» **Task goal**
Write the data out again in full, with no departure from the original.

## START Records shown

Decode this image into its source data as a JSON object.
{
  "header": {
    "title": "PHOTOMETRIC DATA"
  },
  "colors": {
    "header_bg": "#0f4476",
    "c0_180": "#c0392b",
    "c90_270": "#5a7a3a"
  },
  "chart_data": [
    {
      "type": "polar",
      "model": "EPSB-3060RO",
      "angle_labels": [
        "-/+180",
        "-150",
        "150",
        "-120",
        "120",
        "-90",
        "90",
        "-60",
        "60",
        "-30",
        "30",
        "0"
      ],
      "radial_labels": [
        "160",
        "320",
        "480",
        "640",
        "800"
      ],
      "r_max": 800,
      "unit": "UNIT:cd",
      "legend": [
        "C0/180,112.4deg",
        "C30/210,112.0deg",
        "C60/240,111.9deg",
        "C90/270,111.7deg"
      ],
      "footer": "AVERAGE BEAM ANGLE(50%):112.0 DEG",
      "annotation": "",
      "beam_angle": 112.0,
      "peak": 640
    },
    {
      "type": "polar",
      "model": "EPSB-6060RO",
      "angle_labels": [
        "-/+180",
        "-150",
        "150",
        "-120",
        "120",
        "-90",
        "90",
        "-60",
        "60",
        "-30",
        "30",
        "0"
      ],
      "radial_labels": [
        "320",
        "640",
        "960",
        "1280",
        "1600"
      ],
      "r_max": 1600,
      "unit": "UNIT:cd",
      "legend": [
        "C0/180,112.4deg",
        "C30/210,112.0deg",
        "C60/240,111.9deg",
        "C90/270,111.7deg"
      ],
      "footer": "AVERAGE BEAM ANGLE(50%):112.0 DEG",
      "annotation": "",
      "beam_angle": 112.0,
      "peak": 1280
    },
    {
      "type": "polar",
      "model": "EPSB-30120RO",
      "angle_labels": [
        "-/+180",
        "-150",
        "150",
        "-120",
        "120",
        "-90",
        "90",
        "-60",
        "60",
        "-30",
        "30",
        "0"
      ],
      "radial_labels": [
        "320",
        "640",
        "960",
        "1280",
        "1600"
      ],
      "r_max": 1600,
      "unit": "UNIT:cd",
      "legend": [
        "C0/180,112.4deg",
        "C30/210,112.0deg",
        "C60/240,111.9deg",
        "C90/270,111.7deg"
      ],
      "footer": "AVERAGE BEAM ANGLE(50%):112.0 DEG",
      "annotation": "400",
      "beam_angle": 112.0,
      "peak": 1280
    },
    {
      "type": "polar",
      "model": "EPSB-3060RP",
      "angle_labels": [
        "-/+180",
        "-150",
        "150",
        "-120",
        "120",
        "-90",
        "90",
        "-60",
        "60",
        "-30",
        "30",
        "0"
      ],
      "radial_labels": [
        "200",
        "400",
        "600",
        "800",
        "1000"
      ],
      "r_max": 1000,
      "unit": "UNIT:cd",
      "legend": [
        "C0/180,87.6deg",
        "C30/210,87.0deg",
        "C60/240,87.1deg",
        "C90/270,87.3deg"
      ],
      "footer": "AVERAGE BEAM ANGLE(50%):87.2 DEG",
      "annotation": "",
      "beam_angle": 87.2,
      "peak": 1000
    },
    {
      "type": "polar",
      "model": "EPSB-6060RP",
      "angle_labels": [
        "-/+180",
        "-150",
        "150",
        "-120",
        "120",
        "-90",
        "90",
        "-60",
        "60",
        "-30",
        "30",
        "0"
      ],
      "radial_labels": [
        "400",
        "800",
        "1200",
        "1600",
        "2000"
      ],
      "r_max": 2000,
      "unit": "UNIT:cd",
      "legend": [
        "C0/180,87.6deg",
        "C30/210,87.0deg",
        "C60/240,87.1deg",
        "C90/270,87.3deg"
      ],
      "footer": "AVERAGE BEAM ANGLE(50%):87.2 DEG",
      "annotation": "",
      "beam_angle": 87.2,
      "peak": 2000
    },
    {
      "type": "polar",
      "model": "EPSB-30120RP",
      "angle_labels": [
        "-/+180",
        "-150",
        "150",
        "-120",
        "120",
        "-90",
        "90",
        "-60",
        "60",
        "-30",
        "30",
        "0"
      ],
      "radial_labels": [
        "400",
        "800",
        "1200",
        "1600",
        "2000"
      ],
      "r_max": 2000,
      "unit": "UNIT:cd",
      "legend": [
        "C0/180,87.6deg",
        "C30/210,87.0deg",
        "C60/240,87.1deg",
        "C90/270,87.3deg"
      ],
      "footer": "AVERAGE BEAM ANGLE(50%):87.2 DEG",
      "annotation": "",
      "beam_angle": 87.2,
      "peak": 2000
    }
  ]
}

## END Records shown

» **Completed task**
Decode this image into its source data as a JSON object.
{
  "header": {
    "title": "PHOTOMETRIC DATA"
  },
  "colors": {
    "header_bg": "#0f4476",
    "c0_180": "#c0392b",
    "c90_270": "#5a7a3a"
  },
  "chart_data": [
    {
      "type": "polar",
      "model": "EPSB-3060RO",
      "angle_labels": [
        "-/+180",
        "-150",
        "150",
        "-120",
        "120",
        "-90",
        "90",
        "-60",
        "60",
        "-30",
        "30",
        "0"
      ],
      "radial_labels": [
        "160",
        "320",
        "480",
        "640",
        "800"
      ],
      "r_max": 800,
      "unit": "UNIT:cd",
      "legend": [
        "C0/180,112.4deg",
        "C30/210,112.0deg",
        "C60/240,111.9deg",
        "C90/270,111.7deg"
      ],
      "footer": "AVERAGE BEAM ANGLE(50%):112.0 DEG",
      "annotation": "",
      "beam_angle": 112.0,
      "peak": 640
    },
    {
      "type": "polar",
      "model": "EPSB-6060RO",
      "angle_labels": [
        "-/+180",
        "-150",
        "150",
        "-120",
        "120",
        "-90",
        "90",
        "-60",
        "60",
        "-30",
        "30",
        "0"
      ],
      "radial_labels": [
        "320",
        "640",
        "960",
        "1280",
        "1600"
      ],
      "r_max": 1600,
      "unit": "UNIT:cd",
      "legend": [
        "C0/180,112.4deg",
        "C30/210,112.0deg",
        "C60/240,111.9deg",
        "C90/270,111.7deg"
      ],
      "footer": "AVERAGE BEAM ANGLE(50%):112.0 DEG",
      "annotation": "",
      "beam_angle": 112.0,
      "peak": 1280
    },
    {
      "type": "polar",
      "model": "EPSB-30120RO",
      "angle_labels": [
        "-/+180",
        "-150",
        "150",
        "-120",
        "120",
        "-90",
        "90",
        "-60",
        "60",
        "-30",
        "30",
        "0"
      ],
      "radial_labels": [
        "320",
        "640",
        "960",
        "1280",
        "1600"
      ],
      "r_max": 1600,
      "unit": "UNIT:cd",
      "legend": [
        "C0/180,112.4deg",
        "C30/210,112.0deg",
        "C60/240,111.9deg",
        "C90/270,111.7deg"
      ],
      "footer": "AVERAGE BEAM ANGLE(50%):112.0 DEG",
      "annotation": "400",
      "beam_angle": 112.0,
      "peak": 1280
    },
    {
      "type": "polar",
      "model": "EPSB-3060RP",
      "angle_labels": [
        "-/+180",
        "-150",
        "150",
        "-120",
        "120",
        "-90",
        "90",
        "-60",
        "60",
        "-30",
        "30",
        "0"
      ],
      "radial_labels": [
        "200",
        "400",
        "600",
        "800",
        "1000"
      ],
      "r_max": 1000,
      "unit": "UNIT:cd",
      "legend": [
        "C0/180,87.6deg",
        "C30/210,87.0deg",
        "C60/240,87.1deg",
        "C90/270,87.3deg"
      ],
      "footer": "AVERAGE BEAM ANGLE(50%):87.2 DEG",
      "annotation": "",
      "beam_angle": 87.2,
      "peak": 1000
    },
    {
      "type": "polar",
      "model": "EPSB-6060RP",
      "angle_labels": [
        "-/+180",
        "-150",
        "150",
        "-120",
        "120",
        "-90",
        "90",
        "-60",
        "60",
        "-30",
        "30",
        "0"
      ],
      "radial_labels": [
        "400",
        "800",
        "1200",
        "1600",
        "2000"
      ],
      "r_max": 2000,
      "unit": "UNIT:cd",
      "legend": [
        "C0/180,87.6deg",
        "C30/210,87.0deg",
        "C60/240,87.1deg",
        "C90/270,87.3deg"
      ],
      "footer": "AVERAGE BEAM ANGLE(50%):87.2 DEG",
      "annotation": "",
      "beam_angle": 87.2,
      "peak": 2000
    },
    {
      "type": "polar",
      "model": "EPSB-30120RP",
      "angle_labels": [
        "-/+180",
        "-150",
        "150",
        "-120",
        "120",
        "-90",
        "90",
        "-60",
        "60",
        "-30",
        "30",
        "0"
      ],
      "radial_labels": [
        "400",
        "800",
        "1200",
        "1600",
        "2000"
      ],
      "r_max": 2000,
      "unit": "UNIT:cd",
      "legend": [
        "C0/180,87.6deg",
        "C30/210,87.0deg",
        "C60/240,87.1deg",
        "C90/270,87.3deg"
      ],
      "footer": "AVERAGE BEAM ANGLE(50%):87.2 DEG",
      "annotation": "",
      "beam_angle": 87.2,
      "peak": 2000
    }
  ]
}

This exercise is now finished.